§ Exercise directions:
Using the listing below, report all lines holding the word "name".

§ Input data:
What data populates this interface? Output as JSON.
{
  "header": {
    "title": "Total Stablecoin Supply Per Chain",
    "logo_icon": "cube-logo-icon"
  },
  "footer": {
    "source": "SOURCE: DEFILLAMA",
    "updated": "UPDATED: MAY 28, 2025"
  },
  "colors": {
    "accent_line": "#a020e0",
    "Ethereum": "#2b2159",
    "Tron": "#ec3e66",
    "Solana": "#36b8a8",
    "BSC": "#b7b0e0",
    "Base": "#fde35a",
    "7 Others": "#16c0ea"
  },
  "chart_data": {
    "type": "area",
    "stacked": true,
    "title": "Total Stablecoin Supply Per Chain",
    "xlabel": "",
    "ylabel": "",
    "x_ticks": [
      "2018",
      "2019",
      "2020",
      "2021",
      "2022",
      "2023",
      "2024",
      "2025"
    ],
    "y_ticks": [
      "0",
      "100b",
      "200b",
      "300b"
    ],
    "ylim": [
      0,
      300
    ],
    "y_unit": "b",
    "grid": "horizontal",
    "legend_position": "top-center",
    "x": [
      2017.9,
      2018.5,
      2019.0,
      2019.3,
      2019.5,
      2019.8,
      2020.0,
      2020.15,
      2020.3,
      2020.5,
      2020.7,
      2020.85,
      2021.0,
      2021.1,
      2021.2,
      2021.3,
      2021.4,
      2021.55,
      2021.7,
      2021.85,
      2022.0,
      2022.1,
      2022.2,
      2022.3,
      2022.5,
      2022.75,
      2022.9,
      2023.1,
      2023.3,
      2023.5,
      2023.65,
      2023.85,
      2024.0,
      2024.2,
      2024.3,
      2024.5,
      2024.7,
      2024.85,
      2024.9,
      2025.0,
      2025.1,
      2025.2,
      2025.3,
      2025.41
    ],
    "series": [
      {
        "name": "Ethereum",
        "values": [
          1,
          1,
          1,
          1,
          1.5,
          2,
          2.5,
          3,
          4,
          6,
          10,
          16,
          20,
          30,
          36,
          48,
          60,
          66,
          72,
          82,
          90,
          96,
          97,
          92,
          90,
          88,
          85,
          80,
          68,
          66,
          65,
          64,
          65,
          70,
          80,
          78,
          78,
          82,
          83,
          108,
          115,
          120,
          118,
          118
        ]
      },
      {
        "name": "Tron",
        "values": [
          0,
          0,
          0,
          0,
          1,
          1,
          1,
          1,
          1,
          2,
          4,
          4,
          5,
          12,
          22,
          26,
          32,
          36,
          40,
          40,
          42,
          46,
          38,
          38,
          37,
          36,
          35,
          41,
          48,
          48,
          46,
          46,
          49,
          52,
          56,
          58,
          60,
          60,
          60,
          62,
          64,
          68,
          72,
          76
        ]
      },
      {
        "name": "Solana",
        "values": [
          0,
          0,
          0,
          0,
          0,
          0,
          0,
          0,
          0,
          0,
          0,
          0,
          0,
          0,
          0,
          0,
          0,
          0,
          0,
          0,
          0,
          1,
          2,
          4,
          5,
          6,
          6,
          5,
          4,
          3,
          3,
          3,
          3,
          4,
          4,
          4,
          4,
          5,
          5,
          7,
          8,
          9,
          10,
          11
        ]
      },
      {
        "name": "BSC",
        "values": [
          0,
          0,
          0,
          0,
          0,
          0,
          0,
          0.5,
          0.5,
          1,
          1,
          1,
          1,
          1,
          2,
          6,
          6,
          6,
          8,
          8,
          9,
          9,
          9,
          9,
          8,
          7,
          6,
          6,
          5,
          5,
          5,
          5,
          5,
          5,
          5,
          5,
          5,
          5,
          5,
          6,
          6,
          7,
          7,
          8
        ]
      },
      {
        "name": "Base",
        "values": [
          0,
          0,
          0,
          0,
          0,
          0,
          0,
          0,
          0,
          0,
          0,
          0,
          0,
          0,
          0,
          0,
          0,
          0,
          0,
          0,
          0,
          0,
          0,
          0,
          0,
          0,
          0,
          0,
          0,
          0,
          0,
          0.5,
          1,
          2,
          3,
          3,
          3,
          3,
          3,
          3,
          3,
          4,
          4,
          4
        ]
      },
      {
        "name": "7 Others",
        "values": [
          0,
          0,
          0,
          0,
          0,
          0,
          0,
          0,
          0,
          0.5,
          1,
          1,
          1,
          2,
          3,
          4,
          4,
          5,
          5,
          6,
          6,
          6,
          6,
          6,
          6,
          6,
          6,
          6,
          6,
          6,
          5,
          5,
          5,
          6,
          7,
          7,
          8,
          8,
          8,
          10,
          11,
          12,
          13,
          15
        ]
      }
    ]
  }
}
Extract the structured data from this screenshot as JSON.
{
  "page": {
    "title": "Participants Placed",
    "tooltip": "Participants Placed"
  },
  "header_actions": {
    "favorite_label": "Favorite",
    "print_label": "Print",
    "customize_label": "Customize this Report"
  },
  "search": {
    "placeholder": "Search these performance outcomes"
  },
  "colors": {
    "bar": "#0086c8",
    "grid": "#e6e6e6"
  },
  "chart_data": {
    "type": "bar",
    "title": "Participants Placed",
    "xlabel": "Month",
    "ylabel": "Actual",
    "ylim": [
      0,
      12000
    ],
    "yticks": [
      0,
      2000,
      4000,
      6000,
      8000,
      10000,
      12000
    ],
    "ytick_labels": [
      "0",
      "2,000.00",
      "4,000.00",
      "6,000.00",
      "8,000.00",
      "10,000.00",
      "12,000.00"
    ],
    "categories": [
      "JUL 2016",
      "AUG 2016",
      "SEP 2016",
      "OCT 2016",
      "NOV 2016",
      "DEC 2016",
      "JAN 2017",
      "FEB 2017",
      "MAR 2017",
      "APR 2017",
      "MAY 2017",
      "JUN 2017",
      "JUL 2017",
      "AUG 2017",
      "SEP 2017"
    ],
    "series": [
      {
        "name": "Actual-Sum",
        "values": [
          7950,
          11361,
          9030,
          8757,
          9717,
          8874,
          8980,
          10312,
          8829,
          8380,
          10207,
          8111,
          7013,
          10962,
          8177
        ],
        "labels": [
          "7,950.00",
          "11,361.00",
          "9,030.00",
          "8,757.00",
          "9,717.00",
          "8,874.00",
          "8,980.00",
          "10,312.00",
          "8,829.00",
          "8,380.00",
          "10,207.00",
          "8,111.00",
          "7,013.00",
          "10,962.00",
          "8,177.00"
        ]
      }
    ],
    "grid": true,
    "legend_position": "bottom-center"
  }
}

§ Solution to the problem:
        "name": "Ethereum",
        "name": "Tron",
        "name": "Solana",
        "name": "BSC",
        "name": "Base",
        "name": "7 Others",
        "name": "Actual-Sum",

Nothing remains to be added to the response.